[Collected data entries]
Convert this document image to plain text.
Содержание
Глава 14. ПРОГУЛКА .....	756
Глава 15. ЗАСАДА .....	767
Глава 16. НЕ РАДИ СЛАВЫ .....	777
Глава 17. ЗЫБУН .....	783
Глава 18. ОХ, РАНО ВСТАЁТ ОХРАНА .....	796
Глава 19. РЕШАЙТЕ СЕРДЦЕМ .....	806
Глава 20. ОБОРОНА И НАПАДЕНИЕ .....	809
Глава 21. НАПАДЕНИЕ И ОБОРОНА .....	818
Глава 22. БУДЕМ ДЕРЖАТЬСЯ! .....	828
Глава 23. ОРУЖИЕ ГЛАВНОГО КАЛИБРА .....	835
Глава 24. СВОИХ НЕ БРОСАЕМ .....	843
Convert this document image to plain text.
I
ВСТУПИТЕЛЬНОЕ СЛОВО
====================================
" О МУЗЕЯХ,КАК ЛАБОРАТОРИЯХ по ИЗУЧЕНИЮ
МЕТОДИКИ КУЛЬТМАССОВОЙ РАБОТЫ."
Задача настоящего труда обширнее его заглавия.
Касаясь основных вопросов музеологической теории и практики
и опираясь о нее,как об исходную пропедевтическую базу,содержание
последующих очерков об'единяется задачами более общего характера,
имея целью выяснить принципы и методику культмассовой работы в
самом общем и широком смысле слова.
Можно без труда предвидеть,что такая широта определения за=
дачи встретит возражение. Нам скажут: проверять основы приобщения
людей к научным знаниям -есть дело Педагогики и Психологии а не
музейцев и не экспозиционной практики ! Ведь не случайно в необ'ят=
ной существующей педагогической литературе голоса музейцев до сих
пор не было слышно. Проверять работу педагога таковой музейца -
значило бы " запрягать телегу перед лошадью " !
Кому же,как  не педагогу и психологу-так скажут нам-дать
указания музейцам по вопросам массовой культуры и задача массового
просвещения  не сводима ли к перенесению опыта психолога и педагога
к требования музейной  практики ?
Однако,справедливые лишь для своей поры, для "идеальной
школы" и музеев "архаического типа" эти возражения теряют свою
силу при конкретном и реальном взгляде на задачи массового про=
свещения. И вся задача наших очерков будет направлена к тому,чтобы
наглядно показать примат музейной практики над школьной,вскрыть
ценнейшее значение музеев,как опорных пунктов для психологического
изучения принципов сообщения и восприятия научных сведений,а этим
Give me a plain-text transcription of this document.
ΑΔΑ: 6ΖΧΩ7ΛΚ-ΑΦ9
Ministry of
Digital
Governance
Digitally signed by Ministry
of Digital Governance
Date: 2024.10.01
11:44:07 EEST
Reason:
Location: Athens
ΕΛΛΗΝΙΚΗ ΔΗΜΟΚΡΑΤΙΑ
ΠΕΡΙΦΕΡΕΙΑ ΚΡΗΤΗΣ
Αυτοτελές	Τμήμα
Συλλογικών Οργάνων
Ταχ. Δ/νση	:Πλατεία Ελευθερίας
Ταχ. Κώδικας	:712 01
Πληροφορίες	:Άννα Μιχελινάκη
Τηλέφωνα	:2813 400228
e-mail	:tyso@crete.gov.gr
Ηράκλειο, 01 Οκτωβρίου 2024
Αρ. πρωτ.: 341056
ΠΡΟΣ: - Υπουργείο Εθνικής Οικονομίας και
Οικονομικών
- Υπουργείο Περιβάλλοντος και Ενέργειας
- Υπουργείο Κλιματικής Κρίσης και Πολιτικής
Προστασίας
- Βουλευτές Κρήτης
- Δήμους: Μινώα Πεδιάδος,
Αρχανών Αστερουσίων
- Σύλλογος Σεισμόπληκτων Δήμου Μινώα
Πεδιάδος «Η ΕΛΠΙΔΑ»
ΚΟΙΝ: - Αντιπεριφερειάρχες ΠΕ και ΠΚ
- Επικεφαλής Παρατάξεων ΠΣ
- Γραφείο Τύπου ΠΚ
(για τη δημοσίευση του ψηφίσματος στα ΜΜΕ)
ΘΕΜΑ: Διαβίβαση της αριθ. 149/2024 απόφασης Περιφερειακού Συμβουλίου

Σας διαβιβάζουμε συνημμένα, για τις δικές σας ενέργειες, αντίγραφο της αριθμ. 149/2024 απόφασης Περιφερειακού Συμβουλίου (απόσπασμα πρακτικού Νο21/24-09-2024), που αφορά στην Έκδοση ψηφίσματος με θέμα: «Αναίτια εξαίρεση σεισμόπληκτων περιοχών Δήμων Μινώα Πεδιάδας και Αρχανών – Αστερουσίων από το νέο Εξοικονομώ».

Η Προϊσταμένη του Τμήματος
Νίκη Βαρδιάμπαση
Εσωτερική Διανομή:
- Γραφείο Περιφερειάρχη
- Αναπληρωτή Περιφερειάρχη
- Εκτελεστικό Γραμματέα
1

▶ [Task requirements]:
Write out every record verbatim.

▶ [Task solution]:
Convert this document image to plain text.
Содержание
Глава 14. ПРОГУЛКА .....	756
Глава 15. ЗАСАДА .....	767
Глава 16. НЕ РАДИ СЛАВЫ .....	777
Глава 17. ЗЫБУН .....	783
Глава 18. ОХ, РАНО ВСТАЁТ ОХРАНА .....	796
Глава 19. РЕШАЙТЕ СЕРДЦЕМ .....	806
Глава 20. ОБОРОНА И НАПАДЕНИЕ .....	809
Глава 21. НАПАДЕНИЕ И ОБОРОНА .....	818
Глава 22. БУДЕМ ДЕРЖАТЬСЯ! .....	828
Глава 23. ОРУЖИЕ ГЛАВНОГО КАЛИБРА .....	835
Глава 24. СВОИХ НЕ БРОСАЕМ .....	843
Convert this document image to plain text.
I
ВСТУПИТЕЛЬНОЕ СЛОВО
====================================
" О МУЗЕЯХ,КАК ЛАБОРАТОРИЯХ по ИЗУЧЕНИЮ
МЕТОДИКИ КУЛЬТМАССОВОЙ РАБОТЫ."
Задача настоящего труда обширнее его заглавия.
Касаясь основных вопросов музеологической теории и практики
и опираясь о нее,как об исходную пропедевтическую базу,содержание
последующих очерков об'единяется задачами более общего характера,
имея целью выяснить принципы и методику культмассовой работы в
самом общем и широком смысле слова.
Можно без труда предвидеть,что такая широта определения за=
дачи встретит возражение. Нам скажут: проверять основы приобщения
людей к научным знаниям -есть дело Педагогики и Психологии а не
музейцев и не экспозиционной практики ! Ведь не случайно в необ'ят=
ной существующей педагогической литературе голоса музейцев до сих
пор не было слышно. Проверять работу педагога таковой музейца -
значило бы " запрягать телегу перед лошадью " !
Кому же,как  не педагогу и психологу-так скажут нам-дать
указания музейцам по вопросам массовой культуры и задача массового
просвещения  не сводима ли к перенесению опыта психолога и педагога
к требования музейной  практики ?
Однако,справедливые лишь для своей поры, для "идеальной
школы" и музеев "архаического типа" эти возражения теряют свою
силу при конкретном и реальном взгляде на задачи массового про=
свещения. И вся задача наших очерков будет направлена к тому,чтобы
наглядно показать примат музейной практики над школьной,вскрыть
ценнейшее значение музеев,как опорных пунктов для психологического
изучения принципов сообщения и восприятия научных сведений,а этим
Give me a plain-text transcription of this document.
ΑΔΑ: 6ΖΧΩ7ΛΚ-ΑΦ9
Ministry of
Digital
Governance
Digitally signed by Ministry
of Digital Governance
Date: 2024.10.01
11:44:07 EEST
Reason:
Location: Athens
ΕΛΛΗΝΙΚΗ ΔΗΜΟΚΡΑΤΙΑ
ΠΕΡΙΦΕΡΕΙΑ ΚΡΗΤΗΣ
Αυτοτελές	Τμήμα
Συλλογικών Οργάνων
Ταχ. Δ/νση	:Πλατεία Ελευθερίας
Ταχ. Κώδικας	:712 01
Πληροφορίες	:Άννα Μιχελινάκη
Τηλέφωνα	:2813 400228
e-mail	:tyso@crete.gov.gr
Ηράκλειο, 01 Οκτωβρίου 2024
Αρ. πρωτ.: 341056
ΠΡΟΣ: - Υπουργείο Εθνικής Οικονομίας και
Οικονομικών
- Υπουργείο Περιβάλλοντος και Ενέργειας
- Υπουργείο Κλιματικής Κρίσης και Πολιτικής
Προστασίας
- Βουλευτές Κρήτης
- Δήμους: Μινώα Πεδιάδος,
Αρχανών Αστερουσίων
- Σύλλογος Σεισμόπληκτων Δήμου Μινώα
Πεδιάδος «Η ΕΛΠΙΔΑ»
ΚΟΙΝ: - Αντιπεριφερειάρχες ΠΕ και ΠΚ
- Επικεφαλής Παρατάξεων ΠΣ
- Γραφείο Τύπου ΠΚ
(για τη δημοσίευση του ψηφίσματος στα ΜΜΕ)
ΘΕΜΑ: Διαβίβαση της αριθ. 149/2024 απόφασης Περιφερειακού Συμβουλίου

Σας διαβιβάζουμε συνημμένα, για τις δικές σας ενέργειες, αντίγραφο της αριθμ. 149/2024 απόφασης Περιφερειακού Συμβουλίου (απόσπασμα πρακτικού Νο21/24-09-2024), που αφορά στην Έκδοση ψηφίσματος με θέμα: «Αναίτια εξαίρεση σεισμόπληκτων περιοχών Δήμων Μινώα Πεδιάδας και Αρχανών – Αστερουσίων από το νέο Εξοικονομώ».

Η Προϊσταμένη του Τμήματος
Νίκη Βαρδιάμπαση
Εσωτερική Διανομή:
- Γραφείο Περιφερειάρχη
- Αναπληρωτή Περιφερειάρχη
- Εκτελεστικό Γραμματέα
1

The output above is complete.